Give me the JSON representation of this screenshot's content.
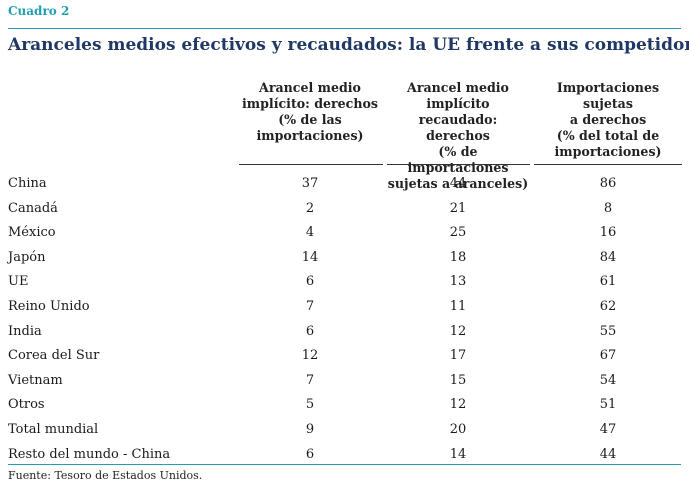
{
  "box_label": "Cuadro 2",
  "title": "Aranceles medios efectivos y recaudados: la UE frente a sus competidores",
  "columns": [
    [
      "Arancel medio",
      "implícito: derechos",
      "(% de las",
      "importaciones)"
    ],
    [
      "Arancel medio",
      "implícito recaudado:",
      "derechos",
      "(% de importaciones",
      "sujetas a aranceles)"
    ],
    [
      "Importaciones sujetas",
      "a derechos",
      "(% del total de",
      "importaciones)"
    ]
  ],
  "rows": [
    {
      "name": "China",
      "v1": "37",
      "v2": "44",
      "v3": "86"
    },
    {
      "name": "Canadá",
      "v1": "2",
      "v2": "21",
      "v3": "8"
    },
    {
      "name": "México",
      "v1": "4",
      "v2": "25",
      "v3": "16"
    },
    {
      "name": "Japón",
      "v1": "14",
      "v2": "18",
      "v3": "84"
    },
    {
      "name": "UE",
      "v1": "6",
      "v2": "13",
      "v3": "61"
    },
    {
      "name": "Reino Unido",
      "v1": "7",
      "v2": "11",
      "v3": "62"
    },
    {
      "name": "India",
      "v1": "6",
      "v2": "12",
      "v3": "55"
    },
    {
      "name": "Corea del Sur",
      "v1": "12",
      "v2": "17",
      "v3": "67"
    },
    {
      "name": "Vietnam",
      "v1": "7",
      "v2": "15",
      "v3": "54"
    },
    {
      "name": "Otros",
      "v1": "5",
      "v2": "12",
      "v3": "51"
    },
    {
      "name": "Total mundial",
      "v1": "9",
      "v2": "20",
      "v3": "47"
    },
    {
      "name": "Resto del mundo - China",
      "v1": "6",
      "v2": "14",
      "v3": "44"
    }
  ],
  "source": "Fuente: Tesoro de Estados Unidos.",
  "colors": {
    "accent": "#1f9fb0",
    "title": "#1f3864"
  }
}
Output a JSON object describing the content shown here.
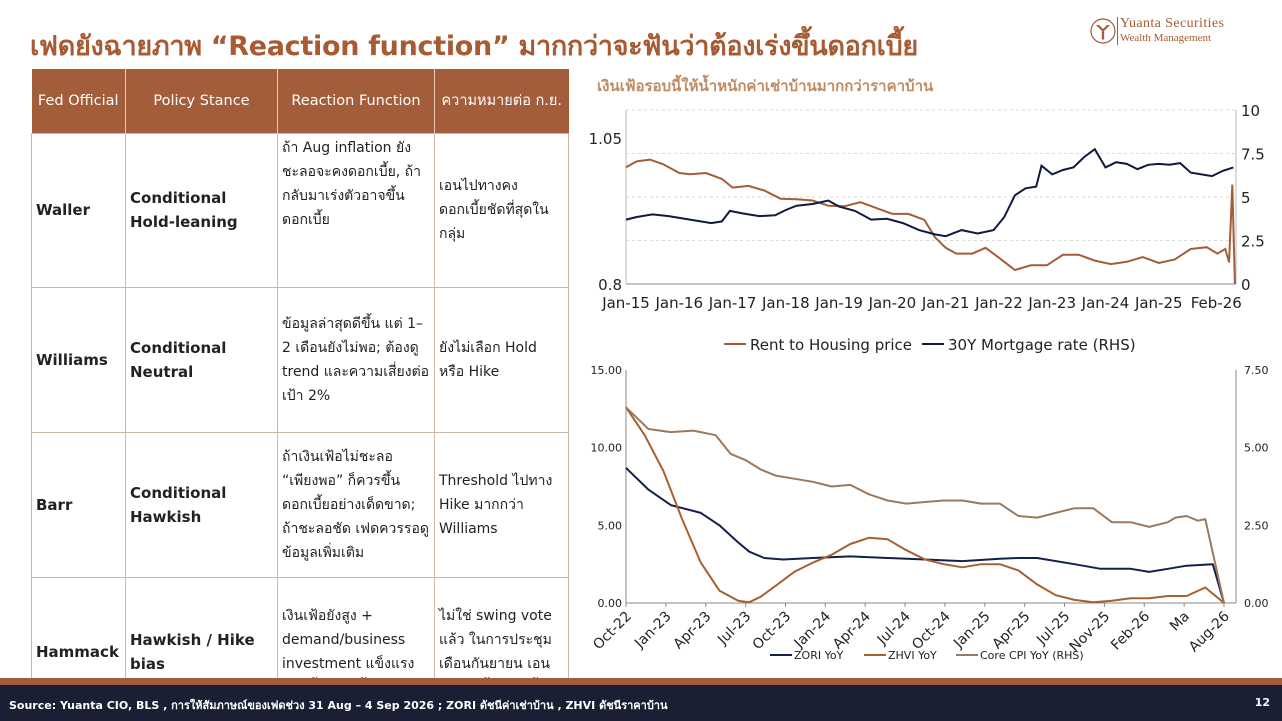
{
  "title": "เฟดยังฉายภาพ “Reaction function” มากกว่าจะฟันว่าต้องเร่งขึ้นดอกเบี้ย",
  "logo": {
    "brand": "Yuanta Securities",
    "sub": "Wealth Management"
  },
  "colors": {
    "accent": "#a35d3a",
    "navy": "#0f1b3d",
    "rent": "#a35d3a",
    "zori": "#13204a",
    "zhvi": "#a8602f",
    "core": "#9a7a5e",
    "footer": "#1b1f34"
  },
  "table": {
    "headers": [
      "Fed Official",
      "Policy Stance",
      "Reaction Function",
      "ความหมายต่อ ก.ย."
    ],
    "rows": [
      {
        "official": "Waller",
        "stance": "Conditional Hold-leaning",
        "reaction": "ถ้า Aug inflation ยังชะลอจะคงดอกเบี้ย, ถ้ากลับมาเร่งตัวอาจขึ้นดอกเบี้ย",
        "meaning": "เอนไปทางคงดอกเบี้ยชัดที่สุดในกลุ่ม"
      },
      {
        "official": "Williams",
        "stance": "Conditional Neutral",
        "reaction": "ข้อมูลล่าสุดดีขึ้น แต่ 1–2 เดือนยังไม่พอ; ต้องดู trend และความเสี่ยงต่อเป้า 2%",
        "meaning": "ยังไม่เลือก Hold หรือ Hike"
      },
      {
        "official": "Barr",
        "stance": "Conditional Hawkish",
        "reaction": "ถ้าเงินเฟ้อไม่ชะลอ “เพียงพอ” ก็ควรขึ้นดอกเบี้ยอย่างเด็ดขาด; ถ้าชะลอชัด เฟดควรรอดูข้อมูลเพิ่มเติม",
        "meaning": "Threshold ไปทาง Hike มากกว่า Williams"
      },
      {
        "official": "Hammack",
        "stance": "Hawkish / Hike bias",
        "reaction": "เงินเฟ้อยังสูง + demand/business investment แข็งแรง ควรขึ้นดอกเบี้ย",
        "meaning": "ไม่ใช่ swing vote แล้ว ในการประชุมเดือนกันยายน เอนไปทางขึ้นดอกเบี้ย"
      }
    ]
  },
  "chart1_title": "เงินเฟ้อรอบนี้ให้น้ำหนักค่าเช่าบ้านมากกว่าราคาบ้าน",
  "chart_data": [
    {
      "type": "line",
      "title": "เงินเฟ้อรอบนี้ให้น้ำหนักค่าเช่าบ้านมากกว่าราคาบ้าน",
      "x_ticks": [
        "Jan-15",
        "Jan-16",
        "Jan-17",
        "Jan-18",
        "Jan-19",
        "Jan-20",
        "Jan-21",
        "Jan-22",
        "Jan-23",
        "Jan-24",
        "Jan-25",
        "Feb-26"
      ],
      "y_left_ticks": [
        "0.8",
        "1.05"
      ],
      "y_left_lim": [
        0.8,
        1.05
      ],
      "y_right_ticks": [
        "0",
        "2.5",
        "5",
        "7.5",
        "10"
      ],
      "y_right_lim": [
        0,
        10
      ],
      "grid": true,
      "legend": "bottom",
      "series": [
        {
          "name": "Rent to Housing price",
          "axis": "left",
          "color": "#a35d3a",
          "x": [
            2015.0,
            2015.2,
            2015.45,
            2015.7,
            2016.0,
            2016.2,
            2016.5,
            2016.8,
            2017.0,
            2017.3,
            2017.6,
            2017.9,
            2018.2,
            2018.5,
            2018.8,
            2019.1,
            2019.4,
            2019.7,
            2020.0,
            2020.3,
            2020.6,
            2020.8,
            2021.0,
            2021.2,
            2021.5,
            2021.75,
            2022.0,
            2022.3,
            2022.6,
            2022.9,
            2023.2,
            2023.5,
            2023.8,
            2024.1,
            2024.4,
            2024.7,
            2025.0,
            2025.3,
            2025.6,
            2025.9,
            2026.1,
            2026.25,
            2026.32,
            2026.38,
            2026.43
          ],
          "y": [
            1.0,
            1.01,
            1.013,
            1.005,
            0.99,
            0.988,
            0.99,
            0.98,
            0.965,
            0.968,
            0.96,
            0.946,
            0.945,
            0.943,
            0.934,
            0.933,
            0.94,
            0.93,
            0.92,
            0.92,
            0.91,
            0.88,
            0.862,
            0.852,
            0.852,
            0.862,
            0.845,
            0.824,
            0.832,
            0.832,
            0.85,
            0.85,
            0.84,
            0.834,
            0.838,
            0.846,
            0.836,
            0.842,
            0.86,
            0.863,
            0.852,
            0.86,
            0.837,
            0.97,
            0.8
          ]
        },
        {
          "name": "30Y Mortgage rate (RHS)",
          "axis": "right",
          "color": "#0f1b3d",
          "x": [
            2015.0,
            2015.2,
            2015.5,
            2015.8,
            2016.0,
            2016.3,
            2016.6,
            2016.8,
            2016.95,
            2017.2,
            2017.5,
            2017.8,
            2018.0,
            2018.2,
            2018.5,
            2018.8,
            2019.0,
            2019.3,
            2019.6,
            2019.9,
            2020.2,
            2020.5,
            2020.8,
            2021.0,
            2021.3,
            2021.6,
            2021.9,
            2022.1,
            2022.3,
            2022.5,
            2022.7,
            2022.8,
            2023.0,
            2023.2,
            2023.4,
            2023.6,
            2023.8,
            2024.0,
            2024.2,
            2024.4,
            2024.6,
            2024.8,
            2025.0,
            2025.2,
            2025.4,
            2025.6,
            2025.8,
            2026.0,
            2026.2,
            2026.4
          ],
          "y": [
            3.7,
            3.85,
            4.0,
            3.9,
            3.8,
            3.65,
            3.5,
            3.6,
            4.2,
            4.05,
            3.9,
            3.95,
            4.25,
            4.5,
            4.6,
            4.8,
            4.45,
            4.2,
            3.7,
            3.75,
            3.5,
            3.1,
            2.85,
            2.75,
            3.1,
            2.9,
            3.1,
            3.85,
            5.1,
            5.5,
            5.6,
            6.8,
            6.3,
            6.55,
            6.7,
            7.3,
            7.75,
            6.7,
            7.0,
            6.9,
            6.6,
            6.85,
            6.9,
            6.85,
            6.95,
            6.4,
            6.3,
            6.2,
            6.5,
            6.7
          ]
        }
      ]
    },
    {
      "type": "line",
      "x_ticks": [
        "Oct-22",
        "Jan-23",
        "Apr-23",
        "Jul-23",
        "Oct-23",
        "Jan-24",
        "Apr-24",
        "Jul-24",
        "Oct-24",
        "Jan-25",
        "Apr-25",
        "Jul-25",
        "Nov-25",
        "Feb-26",
        "Ma",
        "Aug-26"
      ],
      "y_left_ticks": [
        "0.00",
        "5.00",
        "10.00",
        "15.00"
      ],
      "y_left_lim": [
        0,
        15
      ],
      "y_right_ticks": [
        "0.00",
        "2.50",
        "5.00",
        "7.50"
      ],
      "y_right_lim": [
        0,
        7.5
      ],
      "grid": false,
      "legend": "bottom",
      "series": [
        {
          "name": "ZORI YoY",
          "axis": "left",
          "color": "#13204a",
          "x": [
            0,
            0.6,
            1.2,
            2.0,
            2.5,
            3.0,
            3.3,
            3.7,
            4.2,
            5.0,
            6.0,
            7.0,
            8.0,
            9.0,
            10.0,
            10.5,
            11.0,
            12.0,
            12.7,
            13.5,
            14.0,
            14.5,
            15.0,
            15.7,
            16.0
          ],
          "y": [
            8.7,
            7.3,
            6.3,
            5.8,
            5.0,
            3.9,
            3.3,
            2.9,
            2.8,
            2.9,
            3.0,
            2.9,
            2.8,
            2.7,
            2.85,
            2.9,
            2.9,
            2.5,
            2.2,
            2.2,
            2.0,
            2.2,
            2.4,
            2.5,
            0.0
          ]
        },
        {
          "name": "ZHVI YoY",
          "axis": "left",
          "color": "#a8602f",
          "x": [
            0,
            0.5,
            1.0,
            1.5,
            2.0,
            2.5,
            3.0,
            3.3,
            3.6,
            4.0,
            4.5,
            5.0,
            5.5,
            6.0,
            6.5,
            7.0,
            7.5,
            8.0,
            8.5,
            9.0,
            9.5,
            10.0,
            10.5,
            11.0,
            11.5,
            12.0,
            12.5,
            13.0,
            13.5,
            14.0,
            14.5,
            15.0,
            15.5,
            16.0
          ],
          "y": [
            12.6,
            10.8,
            8.5,
            5.4,
            2.6,
            0.8,
            0.15,
            0.05,
            0.4,
            1.1,
            2.0,
            2.6,
            3.1,
            3.8,
            4.2,
            4.1,
            3.4,
            2.8,
            2.5,
            2.3,
            2.5,
            2.5,
            2.1,
            1.2,
            0.5,
            0.2,
            0.05,
            0.15,
            0.3,
            0.3,
            0.45,
            0.45,
            1.0,
            0.0
          ]
        },
        {
          "name": "Core CPI YoY (RHS)",
          "axis": "right",
          "color": "#9a7a5e",
          "x": [
            0,
            0.6,
            1.2,
            1.8,
            2.4,
            2.8,
            3.2,
            3.6,
            4.0,
            4.5,
            5.0,
            5.5,
            6.0,
            6.5,
            7.0,
            7.5,
            8.0,
            8.5,
            9.0,
            9.5,
            10.0,
            10.5,
            11.0,
            11.5,
            12.0,
            12.5,
            13.0,
            13.5,
            14.0,
            14.5,
            14.7,
            15.0,
            15.3,
            15.5,
            16.0
          ],
          "y": [
            6.3,
            5.6,
            5.5,
            5.55,
            5.4,
            4.8,
            4.6,
            4.3,
            4.1,
            4.0,
            3.9,
            3.75,
            3.8,
            3.5,
            3.3,
            3.2,
            3.25,
            3.3,
            3.3,
            3.2,
            3.2,
            2.8,
            2.75,
            2.9,
            3.05,
            3.05,
            2.6,
            2.6,
            2.45,
            2.6,
            2.75,
            2.8,
            2.65,
            2.7,
            0.0
          ]
        }
      ]
    }
  ],
  "footer": {
    "source": "Source: Yuanta CIO, BLS , การให้สัมภาษณ์ของเฟดช่วง 31 Aug – 4 Sep 2026 ; ZORI ดัชนีค่าเช่าบ้าน , ZHVI ดัชนีราคาบ้าน",
    "page": "12"
  }
}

**Task to carry out:** Provide only the count of lines in the material above that hold the word "content".

**Solution for this problem:** 2